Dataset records
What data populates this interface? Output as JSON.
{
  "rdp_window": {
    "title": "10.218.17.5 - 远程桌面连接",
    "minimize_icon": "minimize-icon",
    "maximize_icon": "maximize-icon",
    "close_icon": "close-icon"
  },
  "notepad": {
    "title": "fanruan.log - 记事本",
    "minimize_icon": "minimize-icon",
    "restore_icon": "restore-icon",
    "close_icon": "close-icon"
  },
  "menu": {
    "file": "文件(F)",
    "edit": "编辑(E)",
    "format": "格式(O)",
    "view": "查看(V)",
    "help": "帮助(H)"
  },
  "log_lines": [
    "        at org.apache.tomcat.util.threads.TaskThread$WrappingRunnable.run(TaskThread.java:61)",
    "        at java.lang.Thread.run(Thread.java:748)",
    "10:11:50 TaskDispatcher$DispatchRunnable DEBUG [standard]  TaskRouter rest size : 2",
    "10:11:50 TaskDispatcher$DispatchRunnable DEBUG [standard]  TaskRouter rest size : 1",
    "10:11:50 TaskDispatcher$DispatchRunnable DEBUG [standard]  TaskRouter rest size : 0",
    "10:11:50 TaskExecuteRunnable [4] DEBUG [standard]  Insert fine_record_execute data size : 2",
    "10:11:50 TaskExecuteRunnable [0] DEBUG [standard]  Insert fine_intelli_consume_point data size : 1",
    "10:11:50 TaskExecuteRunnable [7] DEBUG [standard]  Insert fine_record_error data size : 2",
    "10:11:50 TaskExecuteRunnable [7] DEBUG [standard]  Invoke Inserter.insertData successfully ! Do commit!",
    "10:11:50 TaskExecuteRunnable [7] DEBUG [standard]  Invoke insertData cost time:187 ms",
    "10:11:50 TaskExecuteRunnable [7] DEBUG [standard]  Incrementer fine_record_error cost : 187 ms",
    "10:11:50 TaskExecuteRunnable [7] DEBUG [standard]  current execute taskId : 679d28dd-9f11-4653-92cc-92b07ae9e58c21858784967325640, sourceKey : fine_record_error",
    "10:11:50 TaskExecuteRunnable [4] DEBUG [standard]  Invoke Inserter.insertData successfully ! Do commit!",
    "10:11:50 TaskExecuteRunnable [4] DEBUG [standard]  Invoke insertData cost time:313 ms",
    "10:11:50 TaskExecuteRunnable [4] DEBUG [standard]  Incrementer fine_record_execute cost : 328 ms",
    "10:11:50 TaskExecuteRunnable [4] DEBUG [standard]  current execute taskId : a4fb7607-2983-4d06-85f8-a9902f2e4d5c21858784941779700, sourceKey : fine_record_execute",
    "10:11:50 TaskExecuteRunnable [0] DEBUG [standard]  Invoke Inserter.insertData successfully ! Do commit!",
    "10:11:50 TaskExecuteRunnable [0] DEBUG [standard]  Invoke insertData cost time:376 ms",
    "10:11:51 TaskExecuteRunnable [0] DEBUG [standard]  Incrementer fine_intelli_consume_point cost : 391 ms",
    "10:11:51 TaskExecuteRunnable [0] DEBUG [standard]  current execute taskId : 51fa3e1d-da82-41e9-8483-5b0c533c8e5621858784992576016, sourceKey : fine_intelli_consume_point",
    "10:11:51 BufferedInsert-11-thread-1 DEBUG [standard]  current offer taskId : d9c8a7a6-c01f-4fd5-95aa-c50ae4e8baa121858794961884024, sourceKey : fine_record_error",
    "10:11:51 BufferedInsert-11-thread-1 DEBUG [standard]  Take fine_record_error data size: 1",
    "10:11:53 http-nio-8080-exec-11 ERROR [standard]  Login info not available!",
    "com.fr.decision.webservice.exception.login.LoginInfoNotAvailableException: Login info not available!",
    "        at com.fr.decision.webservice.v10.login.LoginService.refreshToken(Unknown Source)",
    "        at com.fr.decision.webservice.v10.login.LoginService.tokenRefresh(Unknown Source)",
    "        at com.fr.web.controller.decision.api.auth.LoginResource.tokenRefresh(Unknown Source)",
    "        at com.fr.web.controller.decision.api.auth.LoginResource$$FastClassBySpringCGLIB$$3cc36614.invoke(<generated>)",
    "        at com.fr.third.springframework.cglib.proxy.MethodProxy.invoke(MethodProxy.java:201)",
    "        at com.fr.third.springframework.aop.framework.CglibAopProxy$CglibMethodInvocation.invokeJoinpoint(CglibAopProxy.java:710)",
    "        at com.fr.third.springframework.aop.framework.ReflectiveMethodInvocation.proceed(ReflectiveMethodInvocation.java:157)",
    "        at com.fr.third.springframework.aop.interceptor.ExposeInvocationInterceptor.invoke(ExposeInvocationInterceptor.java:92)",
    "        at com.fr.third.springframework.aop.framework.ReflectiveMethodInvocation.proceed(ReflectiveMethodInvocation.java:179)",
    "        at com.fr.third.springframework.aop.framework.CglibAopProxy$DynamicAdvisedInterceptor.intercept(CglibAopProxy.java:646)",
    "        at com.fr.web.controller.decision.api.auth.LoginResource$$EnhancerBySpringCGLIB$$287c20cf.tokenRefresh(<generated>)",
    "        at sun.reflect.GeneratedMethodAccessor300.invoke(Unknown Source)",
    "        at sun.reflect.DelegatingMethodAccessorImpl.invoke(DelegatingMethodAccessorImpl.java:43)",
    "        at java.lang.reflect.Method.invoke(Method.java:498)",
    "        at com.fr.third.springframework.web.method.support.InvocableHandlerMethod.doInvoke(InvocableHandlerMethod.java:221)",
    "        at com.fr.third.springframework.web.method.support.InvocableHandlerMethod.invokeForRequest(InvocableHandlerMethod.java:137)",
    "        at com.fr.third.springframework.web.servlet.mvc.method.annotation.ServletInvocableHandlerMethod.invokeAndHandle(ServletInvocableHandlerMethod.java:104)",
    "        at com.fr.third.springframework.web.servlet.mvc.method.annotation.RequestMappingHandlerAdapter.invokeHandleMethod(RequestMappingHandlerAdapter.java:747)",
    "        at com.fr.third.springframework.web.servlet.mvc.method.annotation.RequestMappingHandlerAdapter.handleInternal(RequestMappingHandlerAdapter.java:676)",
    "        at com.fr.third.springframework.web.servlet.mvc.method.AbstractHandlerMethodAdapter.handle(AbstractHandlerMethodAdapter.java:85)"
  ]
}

Your instructions
Report every line in the data above in which the word "insertData" appears.

Finished answer
    "10:11:50 TaskExecuteRunnable [7] DEBUG [standard]  Invoke Inserter.insertData successfully ! Do commit!",
    "10:11:50 TaskExecuteRunnable [7] DEBUG [standard]  Invoke insertData cost time:187 ms",
    "10:11:50 TaskExecuteRunnable [4] DEBUG [standard]  Invoke Inserter.insertData successfully ! Do commit!",
    "10:11:50 TaskExecuteRunnable [4] DEBUG [standard]  Invoke insertData cost time:313 ms",
    "10:11:50 TaskExecuteRunnable [0] DEBUG [standard]  Invoke Inserter.insertData successfully ! Do commit!",
    "10:11:50 TaskExecuteRunnable [0] DEBUG [standard]  Invoke insertData cost time:376 ms",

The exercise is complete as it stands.